#### [What to produce]
Find all lines in the listing that include the word "time", then copy them.

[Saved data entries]

** begin **

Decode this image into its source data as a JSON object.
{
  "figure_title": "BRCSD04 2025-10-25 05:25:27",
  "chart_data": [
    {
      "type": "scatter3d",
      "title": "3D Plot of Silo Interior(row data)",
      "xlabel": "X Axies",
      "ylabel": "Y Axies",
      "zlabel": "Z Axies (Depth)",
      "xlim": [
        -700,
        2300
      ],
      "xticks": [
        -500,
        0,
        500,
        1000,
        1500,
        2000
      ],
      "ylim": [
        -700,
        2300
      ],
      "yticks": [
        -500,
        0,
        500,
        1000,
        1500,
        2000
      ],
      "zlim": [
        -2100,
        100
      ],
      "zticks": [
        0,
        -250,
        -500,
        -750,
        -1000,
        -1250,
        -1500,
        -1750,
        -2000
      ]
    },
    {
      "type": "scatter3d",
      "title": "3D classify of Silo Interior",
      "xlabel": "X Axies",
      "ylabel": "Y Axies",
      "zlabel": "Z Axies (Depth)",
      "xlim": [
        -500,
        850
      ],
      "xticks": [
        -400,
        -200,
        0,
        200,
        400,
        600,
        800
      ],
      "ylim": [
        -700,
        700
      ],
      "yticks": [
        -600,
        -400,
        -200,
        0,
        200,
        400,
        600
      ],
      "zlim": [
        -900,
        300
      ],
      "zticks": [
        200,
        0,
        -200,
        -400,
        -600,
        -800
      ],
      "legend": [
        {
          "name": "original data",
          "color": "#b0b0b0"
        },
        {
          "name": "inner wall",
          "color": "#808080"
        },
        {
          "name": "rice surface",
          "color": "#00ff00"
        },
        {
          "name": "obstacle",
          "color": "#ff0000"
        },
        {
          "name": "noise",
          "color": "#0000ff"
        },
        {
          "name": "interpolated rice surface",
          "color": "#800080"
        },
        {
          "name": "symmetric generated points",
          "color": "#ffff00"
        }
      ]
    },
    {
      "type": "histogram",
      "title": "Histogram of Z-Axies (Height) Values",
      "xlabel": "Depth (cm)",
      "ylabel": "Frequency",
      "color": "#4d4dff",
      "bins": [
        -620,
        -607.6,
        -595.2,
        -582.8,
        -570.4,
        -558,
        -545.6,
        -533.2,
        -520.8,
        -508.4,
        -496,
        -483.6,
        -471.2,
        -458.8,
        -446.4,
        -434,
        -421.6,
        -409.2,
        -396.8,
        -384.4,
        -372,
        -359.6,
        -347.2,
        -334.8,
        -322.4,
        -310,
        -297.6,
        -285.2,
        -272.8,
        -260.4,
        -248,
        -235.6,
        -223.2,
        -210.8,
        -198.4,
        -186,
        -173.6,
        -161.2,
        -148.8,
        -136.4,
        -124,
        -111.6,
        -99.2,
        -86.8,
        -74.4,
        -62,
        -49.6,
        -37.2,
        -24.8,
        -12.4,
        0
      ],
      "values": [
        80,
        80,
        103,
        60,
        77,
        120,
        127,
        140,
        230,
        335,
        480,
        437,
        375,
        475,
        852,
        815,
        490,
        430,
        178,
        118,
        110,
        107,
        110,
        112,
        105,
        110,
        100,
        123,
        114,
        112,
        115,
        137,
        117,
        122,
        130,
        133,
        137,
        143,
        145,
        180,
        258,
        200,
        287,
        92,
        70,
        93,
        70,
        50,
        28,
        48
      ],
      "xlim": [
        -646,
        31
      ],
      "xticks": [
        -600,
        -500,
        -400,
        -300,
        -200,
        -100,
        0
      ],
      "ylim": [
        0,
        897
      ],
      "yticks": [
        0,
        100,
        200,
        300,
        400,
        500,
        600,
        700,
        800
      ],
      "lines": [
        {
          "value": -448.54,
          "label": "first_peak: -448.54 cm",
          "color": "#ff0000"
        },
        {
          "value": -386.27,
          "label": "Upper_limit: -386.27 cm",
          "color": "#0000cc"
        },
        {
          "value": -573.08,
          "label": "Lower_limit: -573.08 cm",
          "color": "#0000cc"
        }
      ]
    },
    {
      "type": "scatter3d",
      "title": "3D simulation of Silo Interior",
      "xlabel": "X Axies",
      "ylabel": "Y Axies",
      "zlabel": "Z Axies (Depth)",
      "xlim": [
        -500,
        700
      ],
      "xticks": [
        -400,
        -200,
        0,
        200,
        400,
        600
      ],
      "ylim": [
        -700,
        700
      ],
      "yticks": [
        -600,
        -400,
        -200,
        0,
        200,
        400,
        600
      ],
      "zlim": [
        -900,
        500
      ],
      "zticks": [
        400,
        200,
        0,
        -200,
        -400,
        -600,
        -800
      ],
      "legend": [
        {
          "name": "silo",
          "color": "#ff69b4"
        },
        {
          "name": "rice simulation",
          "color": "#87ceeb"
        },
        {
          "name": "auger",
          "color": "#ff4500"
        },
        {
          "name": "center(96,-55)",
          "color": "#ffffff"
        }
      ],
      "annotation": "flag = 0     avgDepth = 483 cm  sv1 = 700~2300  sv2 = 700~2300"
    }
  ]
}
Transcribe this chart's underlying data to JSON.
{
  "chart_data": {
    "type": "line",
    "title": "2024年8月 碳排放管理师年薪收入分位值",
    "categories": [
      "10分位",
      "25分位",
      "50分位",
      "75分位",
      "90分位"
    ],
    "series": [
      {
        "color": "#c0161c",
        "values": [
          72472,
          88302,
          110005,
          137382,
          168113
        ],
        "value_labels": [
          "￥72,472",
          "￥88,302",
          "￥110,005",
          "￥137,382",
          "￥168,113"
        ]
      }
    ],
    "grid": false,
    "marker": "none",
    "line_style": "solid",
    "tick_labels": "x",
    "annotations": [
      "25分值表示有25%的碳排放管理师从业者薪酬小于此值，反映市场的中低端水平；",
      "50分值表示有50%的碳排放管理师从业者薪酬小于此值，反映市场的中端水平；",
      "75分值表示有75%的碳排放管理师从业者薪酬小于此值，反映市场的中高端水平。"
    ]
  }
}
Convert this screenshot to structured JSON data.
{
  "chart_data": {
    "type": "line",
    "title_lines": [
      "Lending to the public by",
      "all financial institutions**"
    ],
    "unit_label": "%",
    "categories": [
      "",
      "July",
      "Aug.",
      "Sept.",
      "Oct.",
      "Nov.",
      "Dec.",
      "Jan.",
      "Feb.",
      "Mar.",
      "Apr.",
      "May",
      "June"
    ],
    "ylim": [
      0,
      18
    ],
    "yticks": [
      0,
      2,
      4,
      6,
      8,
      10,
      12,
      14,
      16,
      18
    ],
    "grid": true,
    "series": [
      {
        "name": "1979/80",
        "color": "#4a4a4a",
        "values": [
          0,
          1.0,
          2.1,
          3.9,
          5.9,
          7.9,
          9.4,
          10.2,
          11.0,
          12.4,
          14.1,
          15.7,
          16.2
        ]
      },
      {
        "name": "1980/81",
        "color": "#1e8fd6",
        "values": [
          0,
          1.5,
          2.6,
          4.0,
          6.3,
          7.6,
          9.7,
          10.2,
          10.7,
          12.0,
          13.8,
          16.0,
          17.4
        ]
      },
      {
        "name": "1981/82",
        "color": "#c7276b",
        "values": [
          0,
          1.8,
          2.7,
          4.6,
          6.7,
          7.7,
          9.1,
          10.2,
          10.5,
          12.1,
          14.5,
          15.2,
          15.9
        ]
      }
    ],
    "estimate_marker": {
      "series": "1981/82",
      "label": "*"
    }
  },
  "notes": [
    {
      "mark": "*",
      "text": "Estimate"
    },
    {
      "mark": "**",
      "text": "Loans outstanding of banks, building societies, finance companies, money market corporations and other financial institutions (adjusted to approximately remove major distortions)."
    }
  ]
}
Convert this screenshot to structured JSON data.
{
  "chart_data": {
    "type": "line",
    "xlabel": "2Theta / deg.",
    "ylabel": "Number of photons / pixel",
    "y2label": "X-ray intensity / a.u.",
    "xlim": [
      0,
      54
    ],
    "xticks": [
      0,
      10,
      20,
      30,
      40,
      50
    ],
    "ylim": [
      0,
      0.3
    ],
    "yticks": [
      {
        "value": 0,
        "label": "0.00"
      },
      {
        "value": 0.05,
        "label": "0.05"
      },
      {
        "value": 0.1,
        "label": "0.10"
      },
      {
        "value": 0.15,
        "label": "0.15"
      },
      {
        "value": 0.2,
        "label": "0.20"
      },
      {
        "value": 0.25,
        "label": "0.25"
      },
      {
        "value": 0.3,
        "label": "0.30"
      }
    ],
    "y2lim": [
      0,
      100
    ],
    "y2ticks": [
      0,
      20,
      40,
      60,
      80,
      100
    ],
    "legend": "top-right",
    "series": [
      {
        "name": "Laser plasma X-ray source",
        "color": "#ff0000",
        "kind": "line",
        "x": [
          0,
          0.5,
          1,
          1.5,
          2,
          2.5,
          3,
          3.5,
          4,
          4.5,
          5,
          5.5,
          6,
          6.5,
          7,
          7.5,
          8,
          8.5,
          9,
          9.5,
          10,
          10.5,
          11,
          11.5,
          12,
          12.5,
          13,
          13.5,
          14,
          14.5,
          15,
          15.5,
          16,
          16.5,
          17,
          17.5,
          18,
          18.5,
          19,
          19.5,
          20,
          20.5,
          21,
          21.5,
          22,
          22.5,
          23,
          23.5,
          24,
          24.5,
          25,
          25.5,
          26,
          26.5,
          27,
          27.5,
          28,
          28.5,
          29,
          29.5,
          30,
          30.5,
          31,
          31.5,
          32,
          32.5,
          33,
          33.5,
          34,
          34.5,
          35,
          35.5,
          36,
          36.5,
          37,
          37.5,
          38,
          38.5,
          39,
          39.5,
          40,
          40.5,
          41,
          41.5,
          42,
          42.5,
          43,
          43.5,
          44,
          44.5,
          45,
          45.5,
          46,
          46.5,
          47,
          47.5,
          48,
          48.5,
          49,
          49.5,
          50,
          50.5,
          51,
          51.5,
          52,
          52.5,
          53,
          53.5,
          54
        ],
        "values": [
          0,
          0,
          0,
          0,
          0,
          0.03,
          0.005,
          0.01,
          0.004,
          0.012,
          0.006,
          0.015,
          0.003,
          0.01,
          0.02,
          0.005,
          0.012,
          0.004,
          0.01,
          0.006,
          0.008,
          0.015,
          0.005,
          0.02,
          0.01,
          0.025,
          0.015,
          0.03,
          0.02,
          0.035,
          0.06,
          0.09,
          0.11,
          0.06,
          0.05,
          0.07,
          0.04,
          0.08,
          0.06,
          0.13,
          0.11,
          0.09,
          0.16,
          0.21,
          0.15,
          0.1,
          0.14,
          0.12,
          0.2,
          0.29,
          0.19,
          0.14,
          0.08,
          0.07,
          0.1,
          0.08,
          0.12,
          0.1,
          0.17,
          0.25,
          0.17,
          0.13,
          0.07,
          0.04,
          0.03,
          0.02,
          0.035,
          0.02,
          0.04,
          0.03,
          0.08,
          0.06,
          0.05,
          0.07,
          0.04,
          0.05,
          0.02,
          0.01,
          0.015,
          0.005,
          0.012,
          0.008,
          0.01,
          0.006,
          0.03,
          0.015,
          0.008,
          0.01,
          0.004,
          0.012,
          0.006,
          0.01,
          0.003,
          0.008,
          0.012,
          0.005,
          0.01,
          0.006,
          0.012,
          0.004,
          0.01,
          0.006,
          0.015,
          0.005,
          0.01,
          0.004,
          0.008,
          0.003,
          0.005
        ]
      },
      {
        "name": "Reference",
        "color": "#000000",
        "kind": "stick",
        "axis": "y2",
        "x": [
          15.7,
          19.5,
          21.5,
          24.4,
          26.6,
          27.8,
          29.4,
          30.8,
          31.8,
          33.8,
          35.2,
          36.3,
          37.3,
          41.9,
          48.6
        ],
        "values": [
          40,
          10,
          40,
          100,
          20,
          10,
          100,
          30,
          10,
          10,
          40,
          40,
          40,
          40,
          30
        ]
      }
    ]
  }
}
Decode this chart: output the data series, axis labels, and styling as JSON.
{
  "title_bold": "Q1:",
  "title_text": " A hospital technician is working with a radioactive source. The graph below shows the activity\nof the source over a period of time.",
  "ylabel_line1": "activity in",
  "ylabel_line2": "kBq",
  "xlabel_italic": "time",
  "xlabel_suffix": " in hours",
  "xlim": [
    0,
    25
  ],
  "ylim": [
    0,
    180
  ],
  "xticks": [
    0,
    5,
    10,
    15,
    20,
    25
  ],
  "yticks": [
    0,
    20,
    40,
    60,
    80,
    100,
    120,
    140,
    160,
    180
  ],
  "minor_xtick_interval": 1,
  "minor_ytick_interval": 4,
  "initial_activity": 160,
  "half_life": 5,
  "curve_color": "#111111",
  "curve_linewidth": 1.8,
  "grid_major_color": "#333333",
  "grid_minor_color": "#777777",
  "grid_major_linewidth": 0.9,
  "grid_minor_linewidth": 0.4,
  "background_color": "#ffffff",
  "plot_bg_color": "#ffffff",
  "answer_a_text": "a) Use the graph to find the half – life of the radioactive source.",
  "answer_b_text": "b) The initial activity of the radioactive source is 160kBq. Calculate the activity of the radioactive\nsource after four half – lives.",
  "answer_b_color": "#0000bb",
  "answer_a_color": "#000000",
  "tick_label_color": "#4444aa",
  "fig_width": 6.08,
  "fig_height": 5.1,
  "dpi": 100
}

** end **

#### [Full answer]
  "title_text": " A hospital technician is working with a radioactive source. The graph below shows the activity\nof the source over a period of time.",
  "xlabel_italic": "time",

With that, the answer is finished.